▸ TO BE DONE:
In the material below, find each line holding the string "Déposer" and copy it.

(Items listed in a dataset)
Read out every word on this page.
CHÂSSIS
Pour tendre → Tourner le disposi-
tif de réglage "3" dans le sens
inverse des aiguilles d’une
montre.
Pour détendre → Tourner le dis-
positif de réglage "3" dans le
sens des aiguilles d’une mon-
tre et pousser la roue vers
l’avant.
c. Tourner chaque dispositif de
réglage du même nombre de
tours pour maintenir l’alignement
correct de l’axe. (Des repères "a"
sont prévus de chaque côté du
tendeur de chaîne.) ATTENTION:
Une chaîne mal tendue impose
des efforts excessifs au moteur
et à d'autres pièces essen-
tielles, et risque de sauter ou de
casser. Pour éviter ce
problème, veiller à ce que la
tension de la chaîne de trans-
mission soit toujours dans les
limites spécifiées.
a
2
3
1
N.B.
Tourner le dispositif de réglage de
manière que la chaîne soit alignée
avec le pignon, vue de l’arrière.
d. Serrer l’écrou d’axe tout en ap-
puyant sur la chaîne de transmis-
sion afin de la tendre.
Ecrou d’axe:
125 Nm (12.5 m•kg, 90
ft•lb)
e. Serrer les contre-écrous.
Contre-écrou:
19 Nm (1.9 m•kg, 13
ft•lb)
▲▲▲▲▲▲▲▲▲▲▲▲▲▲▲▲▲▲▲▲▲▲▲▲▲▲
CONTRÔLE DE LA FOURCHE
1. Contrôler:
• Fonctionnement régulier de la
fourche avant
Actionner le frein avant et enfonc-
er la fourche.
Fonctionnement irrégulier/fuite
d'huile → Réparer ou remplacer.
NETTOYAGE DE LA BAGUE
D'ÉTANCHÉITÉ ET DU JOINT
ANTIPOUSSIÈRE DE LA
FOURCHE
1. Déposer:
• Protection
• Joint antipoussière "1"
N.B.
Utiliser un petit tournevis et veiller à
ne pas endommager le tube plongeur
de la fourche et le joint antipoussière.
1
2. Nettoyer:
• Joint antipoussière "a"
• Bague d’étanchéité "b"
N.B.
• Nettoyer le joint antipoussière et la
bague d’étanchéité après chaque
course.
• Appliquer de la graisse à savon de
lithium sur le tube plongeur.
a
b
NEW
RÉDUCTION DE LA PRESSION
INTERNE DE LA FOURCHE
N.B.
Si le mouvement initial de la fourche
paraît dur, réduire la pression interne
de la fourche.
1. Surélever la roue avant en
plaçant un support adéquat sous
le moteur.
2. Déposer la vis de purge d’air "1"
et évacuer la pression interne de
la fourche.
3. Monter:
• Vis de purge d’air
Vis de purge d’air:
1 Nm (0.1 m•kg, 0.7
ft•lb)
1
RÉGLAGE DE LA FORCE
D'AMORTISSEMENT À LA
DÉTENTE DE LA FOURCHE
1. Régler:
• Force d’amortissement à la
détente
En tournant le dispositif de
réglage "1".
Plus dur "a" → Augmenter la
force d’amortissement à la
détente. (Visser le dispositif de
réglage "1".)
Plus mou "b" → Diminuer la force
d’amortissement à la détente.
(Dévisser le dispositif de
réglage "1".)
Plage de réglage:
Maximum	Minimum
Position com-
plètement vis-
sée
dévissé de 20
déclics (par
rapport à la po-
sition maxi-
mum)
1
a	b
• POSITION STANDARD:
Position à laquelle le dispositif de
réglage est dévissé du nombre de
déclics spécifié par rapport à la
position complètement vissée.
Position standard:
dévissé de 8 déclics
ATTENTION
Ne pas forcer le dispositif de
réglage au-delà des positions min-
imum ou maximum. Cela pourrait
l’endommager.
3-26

▸ SOLVED PROBLEM:
1. Déposer:
2. Déposer la vis de purge d’air "1"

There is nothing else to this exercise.